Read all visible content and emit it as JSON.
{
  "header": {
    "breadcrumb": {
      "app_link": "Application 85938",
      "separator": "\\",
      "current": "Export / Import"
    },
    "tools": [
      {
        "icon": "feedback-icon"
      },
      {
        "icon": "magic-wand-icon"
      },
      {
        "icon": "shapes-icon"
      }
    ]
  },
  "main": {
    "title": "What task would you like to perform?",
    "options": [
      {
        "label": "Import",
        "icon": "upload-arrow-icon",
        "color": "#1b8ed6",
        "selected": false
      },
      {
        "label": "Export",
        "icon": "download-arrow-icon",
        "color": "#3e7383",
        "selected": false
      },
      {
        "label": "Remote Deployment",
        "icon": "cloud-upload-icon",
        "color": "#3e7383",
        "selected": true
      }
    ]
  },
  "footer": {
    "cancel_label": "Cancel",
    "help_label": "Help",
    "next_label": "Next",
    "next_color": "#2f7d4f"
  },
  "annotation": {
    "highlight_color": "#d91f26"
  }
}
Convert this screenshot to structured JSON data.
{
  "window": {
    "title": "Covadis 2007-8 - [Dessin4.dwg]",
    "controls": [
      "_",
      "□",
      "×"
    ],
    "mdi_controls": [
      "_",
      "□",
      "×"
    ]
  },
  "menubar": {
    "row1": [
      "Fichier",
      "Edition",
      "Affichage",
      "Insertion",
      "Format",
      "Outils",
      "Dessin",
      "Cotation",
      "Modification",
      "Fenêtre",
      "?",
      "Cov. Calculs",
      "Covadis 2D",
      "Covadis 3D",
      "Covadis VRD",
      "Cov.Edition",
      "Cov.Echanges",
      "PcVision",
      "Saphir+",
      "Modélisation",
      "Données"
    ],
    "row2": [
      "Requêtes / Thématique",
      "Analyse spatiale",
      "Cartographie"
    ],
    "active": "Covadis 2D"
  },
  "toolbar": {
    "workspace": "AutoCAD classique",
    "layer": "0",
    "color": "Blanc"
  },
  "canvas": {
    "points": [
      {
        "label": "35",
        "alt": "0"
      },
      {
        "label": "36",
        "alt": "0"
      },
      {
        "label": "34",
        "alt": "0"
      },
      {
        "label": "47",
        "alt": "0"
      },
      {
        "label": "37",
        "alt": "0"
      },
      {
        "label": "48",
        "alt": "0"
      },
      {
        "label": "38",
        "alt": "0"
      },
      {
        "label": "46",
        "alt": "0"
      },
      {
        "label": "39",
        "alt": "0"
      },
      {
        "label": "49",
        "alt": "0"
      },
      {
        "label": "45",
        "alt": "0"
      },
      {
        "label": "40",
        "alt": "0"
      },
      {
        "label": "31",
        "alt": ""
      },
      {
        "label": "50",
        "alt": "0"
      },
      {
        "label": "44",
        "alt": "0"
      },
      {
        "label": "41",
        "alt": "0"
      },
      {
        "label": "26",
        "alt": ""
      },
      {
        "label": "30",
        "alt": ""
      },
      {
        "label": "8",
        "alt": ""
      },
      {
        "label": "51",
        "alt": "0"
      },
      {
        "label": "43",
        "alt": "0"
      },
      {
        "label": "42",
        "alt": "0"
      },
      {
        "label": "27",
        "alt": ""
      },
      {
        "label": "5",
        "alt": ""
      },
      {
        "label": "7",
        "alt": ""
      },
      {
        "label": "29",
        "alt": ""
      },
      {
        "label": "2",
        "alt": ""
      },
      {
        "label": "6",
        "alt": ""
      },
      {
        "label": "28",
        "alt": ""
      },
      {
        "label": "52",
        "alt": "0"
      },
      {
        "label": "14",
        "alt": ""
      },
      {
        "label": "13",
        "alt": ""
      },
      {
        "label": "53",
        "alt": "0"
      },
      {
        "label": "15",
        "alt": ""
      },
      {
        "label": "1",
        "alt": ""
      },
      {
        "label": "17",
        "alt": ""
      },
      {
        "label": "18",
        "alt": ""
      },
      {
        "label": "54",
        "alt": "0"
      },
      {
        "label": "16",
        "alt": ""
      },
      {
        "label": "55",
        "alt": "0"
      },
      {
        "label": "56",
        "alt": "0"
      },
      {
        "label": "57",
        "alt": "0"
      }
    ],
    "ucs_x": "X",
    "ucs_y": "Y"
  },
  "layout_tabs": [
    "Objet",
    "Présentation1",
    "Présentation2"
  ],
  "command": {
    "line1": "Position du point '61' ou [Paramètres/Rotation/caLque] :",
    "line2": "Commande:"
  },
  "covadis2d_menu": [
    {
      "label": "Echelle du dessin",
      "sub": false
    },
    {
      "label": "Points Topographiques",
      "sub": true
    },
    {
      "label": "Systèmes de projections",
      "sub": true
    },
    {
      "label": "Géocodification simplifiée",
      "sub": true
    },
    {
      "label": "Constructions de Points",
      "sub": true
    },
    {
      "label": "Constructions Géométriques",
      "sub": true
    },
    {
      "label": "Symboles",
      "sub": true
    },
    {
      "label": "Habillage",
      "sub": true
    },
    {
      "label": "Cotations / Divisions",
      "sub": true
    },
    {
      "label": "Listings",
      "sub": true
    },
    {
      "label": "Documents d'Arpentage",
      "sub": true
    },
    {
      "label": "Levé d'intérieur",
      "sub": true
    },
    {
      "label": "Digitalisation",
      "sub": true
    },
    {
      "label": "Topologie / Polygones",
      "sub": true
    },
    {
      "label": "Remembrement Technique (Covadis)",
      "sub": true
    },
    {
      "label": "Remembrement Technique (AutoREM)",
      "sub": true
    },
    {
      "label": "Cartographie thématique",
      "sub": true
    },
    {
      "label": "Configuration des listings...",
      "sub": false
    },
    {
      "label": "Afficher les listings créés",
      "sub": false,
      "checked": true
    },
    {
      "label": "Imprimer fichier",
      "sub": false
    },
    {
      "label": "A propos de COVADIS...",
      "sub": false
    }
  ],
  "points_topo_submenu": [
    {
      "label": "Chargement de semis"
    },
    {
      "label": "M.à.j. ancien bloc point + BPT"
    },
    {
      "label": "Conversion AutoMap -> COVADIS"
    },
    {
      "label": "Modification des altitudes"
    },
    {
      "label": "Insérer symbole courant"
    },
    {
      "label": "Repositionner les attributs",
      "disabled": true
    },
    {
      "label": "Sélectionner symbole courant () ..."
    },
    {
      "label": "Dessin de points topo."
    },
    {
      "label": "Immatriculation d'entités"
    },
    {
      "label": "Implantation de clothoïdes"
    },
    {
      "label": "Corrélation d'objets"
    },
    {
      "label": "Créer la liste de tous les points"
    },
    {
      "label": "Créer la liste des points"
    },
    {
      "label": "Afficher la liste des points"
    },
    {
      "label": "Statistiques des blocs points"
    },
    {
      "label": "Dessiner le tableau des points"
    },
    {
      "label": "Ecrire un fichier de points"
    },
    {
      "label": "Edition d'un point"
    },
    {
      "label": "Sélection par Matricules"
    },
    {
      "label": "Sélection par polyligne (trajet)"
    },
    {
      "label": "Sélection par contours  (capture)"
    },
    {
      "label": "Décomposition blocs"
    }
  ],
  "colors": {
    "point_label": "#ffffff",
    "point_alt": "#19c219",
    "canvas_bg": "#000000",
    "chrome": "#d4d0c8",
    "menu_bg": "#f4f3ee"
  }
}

============================================================

### The request:
Write out the data exactly as it stands.

### Answer for the task:
Read all visible content and emit it as JSON.
{
  "header": {
    "breadcrumb": {
      "app_link": "Application 85938",
      "separator": "\\",
      "current": "Export / Import"
    },
    "tools": [
      {
        "icon": "feedback-icon"
      },
      {
        "icon": "magic-wand-icon"
      },
      {
        "icon": "shapes-icon"
      }
    ]
  },
  "main": {
    "title": "What task would you like to perform?",
    "options": [
      {
        "label": "Import",
        "icon": "upload-arrow-icon",
        "color": "#1b8ed6",
        "selected": false
      },
      {
        "label": "Export",
        "icon": "download-arrow-icon",
        "color": "#3e7383",
        "selected": false
      },
      {
        "label": "Remote Deployment",
        "icon": "cloud-upload-icon",
        "color": "#3e7383",
        "selected": true
      }
    ]
  },
  "footer": {
    "cancel_label": "Cancel",
    "help_label": "Help",
    "next_label": "Next",
    "next_color": "#2f7d4f"
  },
  "annotation": {
    "highlight_color": "#d91f26"
  }
}
Convert this screenshot to structured JSON data.
{
  "window": {
    "title": "Covadis 2007-8 - [Dessin4.dwg]",
    "controls": [
      "_",
      "□",
      "×"
    ],
    "mdi_controls": [
      "_",
      "□",
      "×"
    ]
  },
  "menubar": {
    "row1": [
      "Fichier",
      "Edition",
      "Affichage",
      "Insertion",
      "Format",
      "Outils",
      "Dessin",
      "Cotation",
      "Modification",
      "Fenêtre",
      "?",
      "Cov. Calculs",
      "Covadis 2D",
      "Covadis 3D",
      "Covadis VRD",
      "Cov.Edition",
      "Cov.Echanges",
      "PcVision",
      "Saphir+",
      "Modélisation",
      "Données"
    ],
    "row2": [
      "Requêtes / Thématique",
      "Analyse spatiale",
      "Cartographie"
    ],
    "active": "Covadis 2D"
  },
  "toolbar": {
    "workspace": "AutoCAD classique",
    "layer": "0",
    "color": "Blanc"
  },
  "canvas": {
    "points": [
      {
        "label": "35",
        "alt": "0"
      },
      {
        "label": "36",
        "alt": "0"
      },
      {
        "label": "34",
        "alt": "0"
      },
      {
        "label": "47",
        "alt": "0"
      },
      {
        "label": "37",
        "alt": "0"
      },
      {
        "label": "48",
        "alt": "0"
      },
      {
        "label": "38",
        "alt": "0"
      },
      {
        "label": "46",
        "alt": "0"
      },
      {
        "label": "39",
        "alt": "0"
      },
      {
        "label": "49",
        "alt": "0"
      },
      {
        "label": "45",
        "alt": "0"
      },
      {
        "label": "40",
        "alt": "0"
      },
      {
        "label": "31",
        "alt": ""
      },
      {
        "label": "50",
        "alt": "0"
      },
      {
        "label": "44",
        "alt": "0"
      },
      {
        "label": "41",
        "alt": "0"
      },
      {
        "label": "26",
        "alt": ""
      },
      {
        "label": "30",
        "alt": ""
      },
      {
        "label": "8",
        "alt": ""
      },
      {
        "label": "51",
        "alt": "0"
      },
      {
        "label": "43",
        "alt": "0"
      },
      {
        "label": "42",
        "alt": "0"
      },
      {
        "label": "27",
        "alt": ""
      },
      {
        "label": "5",
        "alt": ""
      },
      {
        "label": "7",
        "alt": ""
      },
      {
        "label": "29",
        "alt": ""
      },
      {
        "label": "2",
        "alt": ""
      },
      {
        "label": "6",
        "alt": ""
      },
      {
        "label": "28",
        "alt": ""
      },
      {
        "label": "52",
        "alt": "0"
      },
      {
        "label": "14",
        "alt": ""
      },
      {
        "label": "13",
        "alt": ""
      },
      {
        "label": "53",
        "alt": "0"
      },
      {
        "label": "15",
        "alt": ""
      },
      {
        "label": "1",
        "alt": ""
      },
      {
        "label": "17",
        "alt": ""
      },
      {
        "label": "18",
        "alt": ""
      },
      {
        "label": "54",
        "alt": "0"
      },
      {
        "label": "16",
        "alt": ""
      },
      {
        "label": "55",
        "alt": "0"
      },
      {
        "label": "56",
        "alt": "0"
      },
      {
        "label": "57",
        "alt": "0"
      }
    ],
    "ucs_x": "X",
    "ucs_y": "Y"
  },
  "layout_tabs": [
    "Objet",
    "Présentation1",
    "Présentation2"
  ],
  "command": {
    "line1": "Position du point '61' ou [Paramètres/Rotation/caLque] :",
    "line2": "Commande:"
  },
  "covadis2d_menu": [
    {
      "label": "Echelle du dessin",
      "sub": false
    },
    {
      "label": "Points Topographiques",
      "sub": true
    },
    {
      "label": "Systèmes de projections",
      "sub": true
    },
    {
      "label": "Géocodification simplifiée",
      "sub": true
    },
    {
      "label": "Constructions de Points",
      "sub": true
    },
    {
      "label": "Constructions Géométriques",
      "sub": true
    },
    {
      "label": "Symboles",
      "sub": true
    },
    {
      "label": "Habillage",
      "sub": true
    },
    {
      "label": "Cotations / Divisions",
      "sub": true
    },
    {
      "label": "Listings",
      "sub": true
    },
    {
      "label": "Documents d'Arpentage",
      "sub": true
    },
    {
      "label": "Levé d'intérieur",
      "sub": true
    },
    {
      "label": "Digitalisation",
      "sub": true
    },
    {
      "label": "Topologie / Polygones",
      "sub": true
    },
    {
      "label": "Remembrement Technique (Covadis)",
      "sub": true
    },
    {
      "label": "Remembrement Technique (AutoREM)",
      "sub": true
    },
    {
      "label": "Cartographie thématique",
      "sub": true
    },
    {
      "label": "Configuration des listings...",
      "sub": false
    },
    {
      "label": "Afficher les listings créés",
      "sub": false,
      "checked": true
    },
    {
      "label": "Imprimer fichier",
      "sub": false
    },
    {
      "label": "A propos de COVADIS...",
      "sub": false
    }
  ],
  "points_topo_submenu": [
    {
      "label": "Chargement de semis"
    },
    {
      "label": "M.à.j. ancien bloc point + BPT"
    },
    {
      "label": "Conversion AutoMap -> COVADIS"
    },
    {
      "label": "Modification des altitudes"
    },
    {
      "label": "Insérer symbole courant"
    },
    {
      "label": "Repositionner les attributs",
      "disabled": true
    },
    {
      "label": "Sélectionner symbole courant () ..."
    },
    {
      "label": "Dessin de points topo."
    },
    {
      "label": "Immatriculation d'entités"
    },
    {
      "label": "Implantation de clothoïdes"
    },
    {
      "label": "Corrélation d'objets"
    },
    {
      "label": "Créer la liste de tous les points"
    },
    {
      "label": "Créer la liste des points"
    },
    {
      "label": "Afficher la liste des points"
    },
    {
      "label": "Statistiques des blocs points"
    },
    {
      "label": "Dessiner le tableau des points"
    },
    {
      "label": "Ecrire un fichier de points"
    },
    {
      "label": "Edition d'un point"
    },
    {
      "label": "Sélection par Matricules"
    },
    {
      "label": "Sélection par polyligne (trajet)"
    },
    {
      "label": "Sélection par contours  (capture)"
    },
    {
      "label": "Décomposition blocs"
    }
  ],
  "colors": {
    "point_label": "#ffffff",
    "point_alt": "#19c219",
    "canvas_bg": "#000000",
    "chrome": "#d4d0c8",
    "menu_bg": "#f4f3ee"
  }
}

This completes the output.